++++ Data entries

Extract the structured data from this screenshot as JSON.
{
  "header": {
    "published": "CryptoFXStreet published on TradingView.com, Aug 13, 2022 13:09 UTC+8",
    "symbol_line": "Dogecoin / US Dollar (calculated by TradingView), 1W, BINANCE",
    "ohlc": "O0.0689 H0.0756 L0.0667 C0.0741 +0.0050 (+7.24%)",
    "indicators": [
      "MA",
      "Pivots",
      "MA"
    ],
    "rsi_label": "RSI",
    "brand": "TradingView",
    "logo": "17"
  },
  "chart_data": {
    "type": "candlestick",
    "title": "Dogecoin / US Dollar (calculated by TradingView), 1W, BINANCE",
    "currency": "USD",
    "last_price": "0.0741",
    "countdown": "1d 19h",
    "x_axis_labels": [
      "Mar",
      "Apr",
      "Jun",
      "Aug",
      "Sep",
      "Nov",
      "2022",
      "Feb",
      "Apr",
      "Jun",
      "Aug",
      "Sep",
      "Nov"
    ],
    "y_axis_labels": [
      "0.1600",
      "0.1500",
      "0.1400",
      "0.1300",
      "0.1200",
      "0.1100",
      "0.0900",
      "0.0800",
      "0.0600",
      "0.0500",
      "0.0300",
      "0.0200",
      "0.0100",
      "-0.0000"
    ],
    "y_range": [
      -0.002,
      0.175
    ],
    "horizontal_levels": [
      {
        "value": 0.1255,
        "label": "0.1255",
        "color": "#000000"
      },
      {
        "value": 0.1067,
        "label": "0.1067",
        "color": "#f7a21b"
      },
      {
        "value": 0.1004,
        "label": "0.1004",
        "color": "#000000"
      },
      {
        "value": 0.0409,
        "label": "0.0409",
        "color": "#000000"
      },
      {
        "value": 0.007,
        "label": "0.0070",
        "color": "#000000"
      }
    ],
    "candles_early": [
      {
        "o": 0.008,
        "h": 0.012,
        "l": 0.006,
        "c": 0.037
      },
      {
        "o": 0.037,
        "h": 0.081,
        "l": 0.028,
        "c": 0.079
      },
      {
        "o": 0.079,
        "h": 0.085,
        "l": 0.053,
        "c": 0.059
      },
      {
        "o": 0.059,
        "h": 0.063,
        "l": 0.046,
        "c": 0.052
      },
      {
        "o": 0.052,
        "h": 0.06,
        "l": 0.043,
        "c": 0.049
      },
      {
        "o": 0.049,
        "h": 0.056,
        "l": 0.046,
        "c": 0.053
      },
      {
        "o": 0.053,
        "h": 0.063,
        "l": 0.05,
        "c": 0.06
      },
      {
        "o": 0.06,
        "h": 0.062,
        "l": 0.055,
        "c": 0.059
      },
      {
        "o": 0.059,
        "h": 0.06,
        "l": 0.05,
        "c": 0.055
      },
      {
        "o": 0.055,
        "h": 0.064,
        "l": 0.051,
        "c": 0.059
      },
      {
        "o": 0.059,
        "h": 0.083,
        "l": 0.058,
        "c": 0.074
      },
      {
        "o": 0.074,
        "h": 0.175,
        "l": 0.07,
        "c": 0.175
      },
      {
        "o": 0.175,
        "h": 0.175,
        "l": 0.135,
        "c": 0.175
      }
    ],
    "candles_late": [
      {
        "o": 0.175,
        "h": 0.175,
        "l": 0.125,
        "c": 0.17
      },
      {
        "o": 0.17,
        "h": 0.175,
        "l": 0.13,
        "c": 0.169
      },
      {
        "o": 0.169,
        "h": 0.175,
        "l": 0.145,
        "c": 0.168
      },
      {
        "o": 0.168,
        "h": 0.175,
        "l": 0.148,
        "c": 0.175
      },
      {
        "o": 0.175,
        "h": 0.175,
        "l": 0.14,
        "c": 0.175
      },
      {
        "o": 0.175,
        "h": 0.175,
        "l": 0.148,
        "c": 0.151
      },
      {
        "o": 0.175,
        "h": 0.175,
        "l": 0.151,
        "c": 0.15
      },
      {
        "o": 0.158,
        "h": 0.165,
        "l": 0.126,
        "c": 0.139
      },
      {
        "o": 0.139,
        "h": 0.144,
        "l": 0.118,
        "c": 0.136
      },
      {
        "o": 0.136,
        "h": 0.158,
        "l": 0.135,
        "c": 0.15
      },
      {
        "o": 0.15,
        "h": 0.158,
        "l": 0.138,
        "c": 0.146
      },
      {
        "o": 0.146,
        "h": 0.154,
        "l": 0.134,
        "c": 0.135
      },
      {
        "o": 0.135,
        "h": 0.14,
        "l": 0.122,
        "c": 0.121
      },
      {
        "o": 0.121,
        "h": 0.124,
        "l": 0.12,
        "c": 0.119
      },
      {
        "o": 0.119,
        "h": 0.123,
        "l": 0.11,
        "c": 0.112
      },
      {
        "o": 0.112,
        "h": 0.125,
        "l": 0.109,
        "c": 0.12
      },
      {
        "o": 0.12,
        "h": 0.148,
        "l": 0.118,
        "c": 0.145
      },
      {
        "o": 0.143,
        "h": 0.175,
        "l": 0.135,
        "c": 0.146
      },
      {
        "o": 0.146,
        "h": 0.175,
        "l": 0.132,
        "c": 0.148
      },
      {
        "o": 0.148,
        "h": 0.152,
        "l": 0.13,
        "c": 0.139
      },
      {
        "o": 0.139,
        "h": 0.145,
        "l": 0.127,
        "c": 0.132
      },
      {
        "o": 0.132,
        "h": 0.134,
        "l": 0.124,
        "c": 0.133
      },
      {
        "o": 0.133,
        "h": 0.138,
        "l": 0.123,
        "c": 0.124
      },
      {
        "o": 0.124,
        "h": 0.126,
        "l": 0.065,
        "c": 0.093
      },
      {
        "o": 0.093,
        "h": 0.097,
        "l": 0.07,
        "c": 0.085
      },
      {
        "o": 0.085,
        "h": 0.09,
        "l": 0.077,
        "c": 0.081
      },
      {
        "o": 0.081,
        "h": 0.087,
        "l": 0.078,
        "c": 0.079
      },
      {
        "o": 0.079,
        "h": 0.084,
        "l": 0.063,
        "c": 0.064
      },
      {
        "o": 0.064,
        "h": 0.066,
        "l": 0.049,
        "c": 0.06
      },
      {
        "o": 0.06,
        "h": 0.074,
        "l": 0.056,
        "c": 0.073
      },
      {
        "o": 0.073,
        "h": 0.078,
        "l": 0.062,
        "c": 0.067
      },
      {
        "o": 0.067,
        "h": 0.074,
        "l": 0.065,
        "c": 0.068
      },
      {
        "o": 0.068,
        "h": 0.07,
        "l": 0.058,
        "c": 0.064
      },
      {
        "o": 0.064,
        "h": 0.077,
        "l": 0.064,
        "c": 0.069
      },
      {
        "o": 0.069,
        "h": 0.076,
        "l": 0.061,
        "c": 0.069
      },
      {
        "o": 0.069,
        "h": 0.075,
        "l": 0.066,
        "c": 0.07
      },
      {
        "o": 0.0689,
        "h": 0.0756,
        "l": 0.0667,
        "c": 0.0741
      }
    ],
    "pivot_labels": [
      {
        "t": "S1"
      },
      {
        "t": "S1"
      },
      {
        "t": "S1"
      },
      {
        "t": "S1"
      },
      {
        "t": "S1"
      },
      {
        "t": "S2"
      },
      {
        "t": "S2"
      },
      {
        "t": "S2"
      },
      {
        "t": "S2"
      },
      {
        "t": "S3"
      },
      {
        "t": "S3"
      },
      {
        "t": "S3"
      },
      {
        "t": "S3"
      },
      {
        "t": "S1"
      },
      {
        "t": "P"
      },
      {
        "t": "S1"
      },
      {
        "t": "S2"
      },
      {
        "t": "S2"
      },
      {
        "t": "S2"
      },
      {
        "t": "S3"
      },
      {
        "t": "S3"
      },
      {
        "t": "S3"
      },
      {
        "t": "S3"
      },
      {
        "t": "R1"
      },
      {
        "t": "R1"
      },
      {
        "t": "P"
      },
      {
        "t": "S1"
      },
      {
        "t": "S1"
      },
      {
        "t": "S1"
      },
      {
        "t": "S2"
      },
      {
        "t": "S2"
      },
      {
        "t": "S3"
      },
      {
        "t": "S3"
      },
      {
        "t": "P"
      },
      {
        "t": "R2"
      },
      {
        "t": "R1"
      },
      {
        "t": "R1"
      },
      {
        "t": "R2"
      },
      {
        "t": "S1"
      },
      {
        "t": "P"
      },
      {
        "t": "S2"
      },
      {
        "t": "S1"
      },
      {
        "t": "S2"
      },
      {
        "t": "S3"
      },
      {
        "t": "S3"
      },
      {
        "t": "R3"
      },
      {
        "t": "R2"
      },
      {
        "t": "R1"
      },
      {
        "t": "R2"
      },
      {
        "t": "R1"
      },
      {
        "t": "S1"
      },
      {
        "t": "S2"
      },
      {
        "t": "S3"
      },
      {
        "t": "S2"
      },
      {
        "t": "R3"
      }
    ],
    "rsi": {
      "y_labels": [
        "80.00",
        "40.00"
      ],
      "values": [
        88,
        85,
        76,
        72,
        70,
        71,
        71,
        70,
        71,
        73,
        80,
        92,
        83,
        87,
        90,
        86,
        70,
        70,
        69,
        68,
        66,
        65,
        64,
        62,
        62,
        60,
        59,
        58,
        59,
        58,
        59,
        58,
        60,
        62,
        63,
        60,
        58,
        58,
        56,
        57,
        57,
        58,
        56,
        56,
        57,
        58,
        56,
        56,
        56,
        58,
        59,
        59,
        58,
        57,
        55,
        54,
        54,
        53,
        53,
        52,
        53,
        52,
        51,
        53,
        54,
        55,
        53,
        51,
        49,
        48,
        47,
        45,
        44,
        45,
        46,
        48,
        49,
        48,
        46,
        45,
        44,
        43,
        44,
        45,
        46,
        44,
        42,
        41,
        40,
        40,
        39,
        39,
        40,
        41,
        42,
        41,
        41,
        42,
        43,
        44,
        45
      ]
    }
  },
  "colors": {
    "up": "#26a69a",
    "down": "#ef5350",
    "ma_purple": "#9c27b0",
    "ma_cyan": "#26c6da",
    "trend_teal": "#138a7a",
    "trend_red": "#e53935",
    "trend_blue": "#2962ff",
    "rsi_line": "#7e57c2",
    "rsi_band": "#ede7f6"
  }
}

++++++++

Extract every line of the records above that contains the word "BINANCE".

    "symbol_line": "Dogecoin / US Dollar (calculated by TradingView), 1W, BINANCE",
    "title": "Dogecoin / US Dollar (calculated by TradingView), 1W, BINANCE",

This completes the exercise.